_TEXTAUSZUG_:
+++
Ein halbes Jahr verbrachte der saarländische ESA-
Astronaut Dr. Matthias Maurer auf der Internatio­nalen Raum­station ISS, bevor er im Mai 2022 auf die Erde zurückkehrte. Hier berichtet er von seinen Erfahrungen.

Herr Maurer, Sie haben Material­wissen­schaften an der Universität des Saarlandes studiert. Welche Aufgaben hatten Sie auf der ISS? 

Forschung ist der Hauptgrund für unsere Reisen ins All. Wir führen Experimente in den Bereichen Medizin und Lebenswissen­schaften, Physik und Material­wissen­schaf­ten durch sowie technolo­gische Experimente mit Bezug zur Raumfahrt. Ich war an etwa 150 verschiedenen Versuchen be­teiligt. Astronauten müssen sich aber auch um die technische Wartung der Raumstation und Alltagsarbeiten kümmern. Samstags hatten wir z. B. Putztag, um die ISS sauber zu halten. Auch das gehört zu den Aufgaben – egal, welche Aus­bildung man hat.

Dazu gehörte sicher auch das Essen mit speziellen Löffeln, die Sie mitgebracht hatten. Was hat es damit auf sich?

Genau, wir haben die ganze Mission über von Edelstahl- und Kupferlöffeln gegessen, die ich extra mitgebracht hatte. Denn diese „Space Spoons“ waren Teil einer Untersuchung darüber, wie sich die antimikrobiotische Wirkung dieser Metalle noch deutlich steigern lässt. Dafür haben Wissenschaftler im Saarland die Löffel mit speziellen Lasern beschossen und so deren Oberfläche ganz fein strukturiert. Diese Struktur sollte nun dafür sorgen, dass Mikroben, die sich dort ablegen, abgetötet werden. Die Experimente werden aktuell noch ausgewertet. 

Einmal selbst ins Weltall zu fliegen ist an sich schon unglaublich. Aber was war Ihr schönster Moment? 

Mein Außeneinsatz war sicher ein absolutes Highlight, auch wenn anfangs fast alles schieflief, was schiefgehen kann. Am Ende hat jedoch alles wie geplant funktioniert. Aber es gab jeden Tag tolle Momente: Allein wenn ich an den Blick aus der Cupola – dem Fenster der ISS – zurückdenke, bekomme ich jedes Mal Gänsehaut. Die Erde da unten zu sehen, total blau und weiß und dahinter ein unglaublich tiefes Schwarz. Das ist wahn­sinnig beeindruckend.
+++
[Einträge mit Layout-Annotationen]
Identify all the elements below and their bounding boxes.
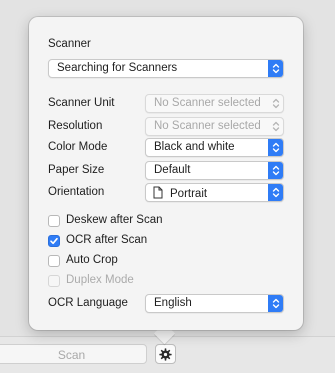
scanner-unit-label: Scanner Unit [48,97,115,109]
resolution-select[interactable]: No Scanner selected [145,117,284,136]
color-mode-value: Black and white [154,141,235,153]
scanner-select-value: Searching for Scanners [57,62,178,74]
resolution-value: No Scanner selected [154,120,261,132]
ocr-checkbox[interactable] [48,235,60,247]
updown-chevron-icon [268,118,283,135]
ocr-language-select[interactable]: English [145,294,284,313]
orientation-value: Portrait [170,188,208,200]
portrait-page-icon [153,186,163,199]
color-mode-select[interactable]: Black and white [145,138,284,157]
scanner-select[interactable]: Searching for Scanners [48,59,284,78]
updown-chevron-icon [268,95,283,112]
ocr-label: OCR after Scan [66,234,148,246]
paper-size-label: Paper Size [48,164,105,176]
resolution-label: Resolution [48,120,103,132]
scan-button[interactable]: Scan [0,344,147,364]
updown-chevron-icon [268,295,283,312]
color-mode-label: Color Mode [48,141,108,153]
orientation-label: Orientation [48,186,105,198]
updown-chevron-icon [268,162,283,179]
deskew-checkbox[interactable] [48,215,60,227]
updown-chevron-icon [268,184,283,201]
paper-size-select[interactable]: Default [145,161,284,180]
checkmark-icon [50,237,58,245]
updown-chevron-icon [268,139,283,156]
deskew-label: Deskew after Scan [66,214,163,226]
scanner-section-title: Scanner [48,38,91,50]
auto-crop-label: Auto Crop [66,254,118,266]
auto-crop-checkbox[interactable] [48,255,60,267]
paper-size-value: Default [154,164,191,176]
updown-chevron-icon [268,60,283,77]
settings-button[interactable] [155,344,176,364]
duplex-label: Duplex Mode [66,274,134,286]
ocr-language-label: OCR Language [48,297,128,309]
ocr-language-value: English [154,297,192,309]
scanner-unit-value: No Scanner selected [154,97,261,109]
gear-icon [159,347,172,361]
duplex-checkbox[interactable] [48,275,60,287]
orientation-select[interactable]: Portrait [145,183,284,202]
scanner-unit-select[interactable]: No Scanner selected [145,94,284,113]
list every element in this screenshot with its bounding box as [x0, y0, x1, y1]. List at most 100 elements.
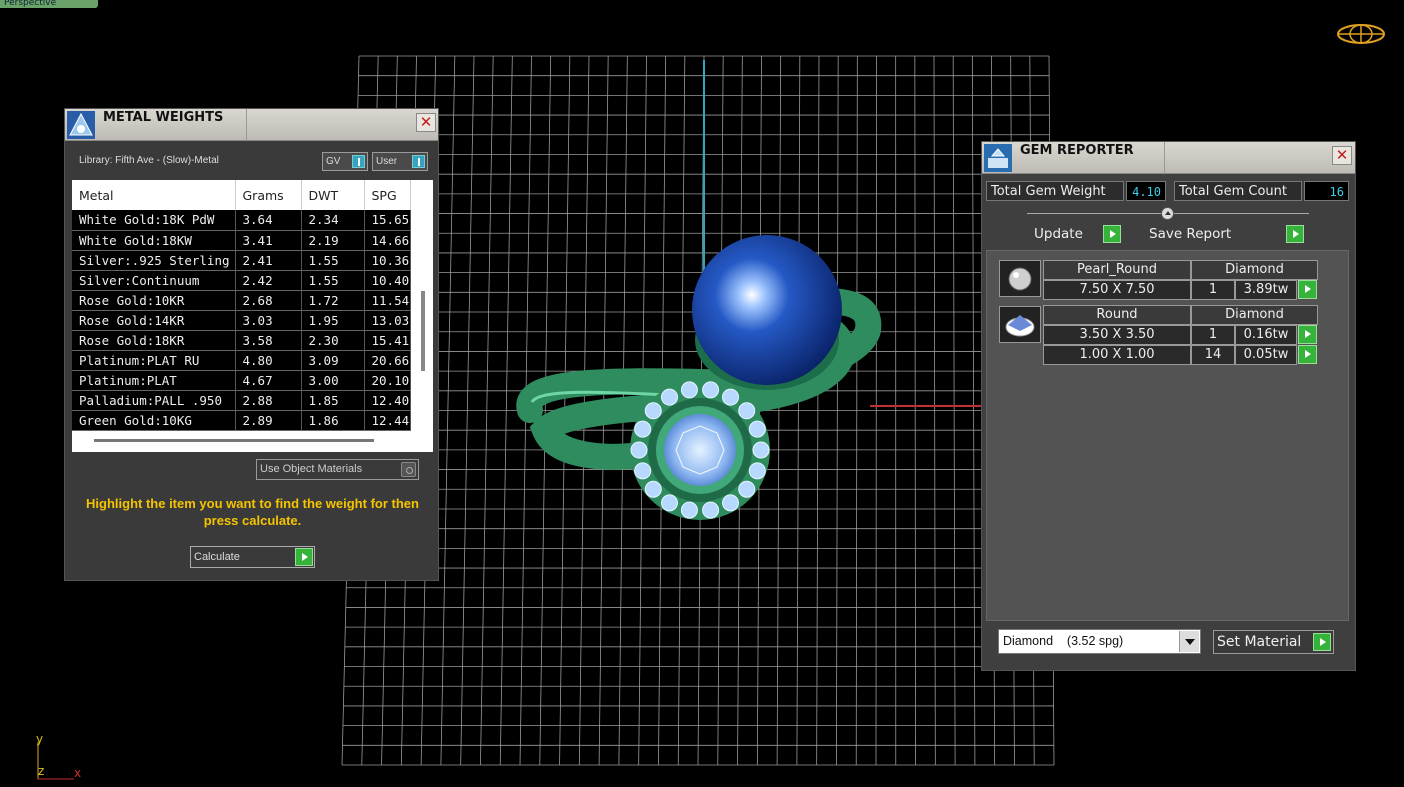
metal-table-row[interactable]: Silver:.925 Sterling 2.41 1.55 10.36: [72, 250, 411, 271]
+++
_ARBEITSAUFTRAG_: Bitte gib aus dem Interview mit Matthias Maurer den Abschnitt zwischen „Herr Maurer, Sie“ und „damit auf sich?“, beide eingeschlossen, wortgetreu wieder.

_ERGEBNIS_:
Herr Maurer, Sie haben Material­wissen­schaften an der Universität des Saarlandes studiert. Welche Aufgaben hatten Sie auf der ISS? 

Forschung ist der Hauptgrund für unsere Reisen ins All. Wir führen Experimente in den Bereichen Medizin und Lebenswissen­schaften, Physik und Material­wissen­schaf­ten durch sowie technolo­gische Experimente mit Bezug zur Raumfahrt. Ich war an etwa 150 verschiedenen Versuchen be­teiligt. Astronauten müssen sich aber auch um die technische Wartung der Raumstation und Alltagsarbeiten kümmern. Samstags hatten wir z. B. Putztag, um die ISS sauber zu halten. Auch das gehört zu den Aufgaben – egal, welche Aus­bildung man hat.

Dazu gehörte sicher auch das Essen mit speziellen Löffeln, die Sie mitgebracht hatten. Was hat es damit auf sich?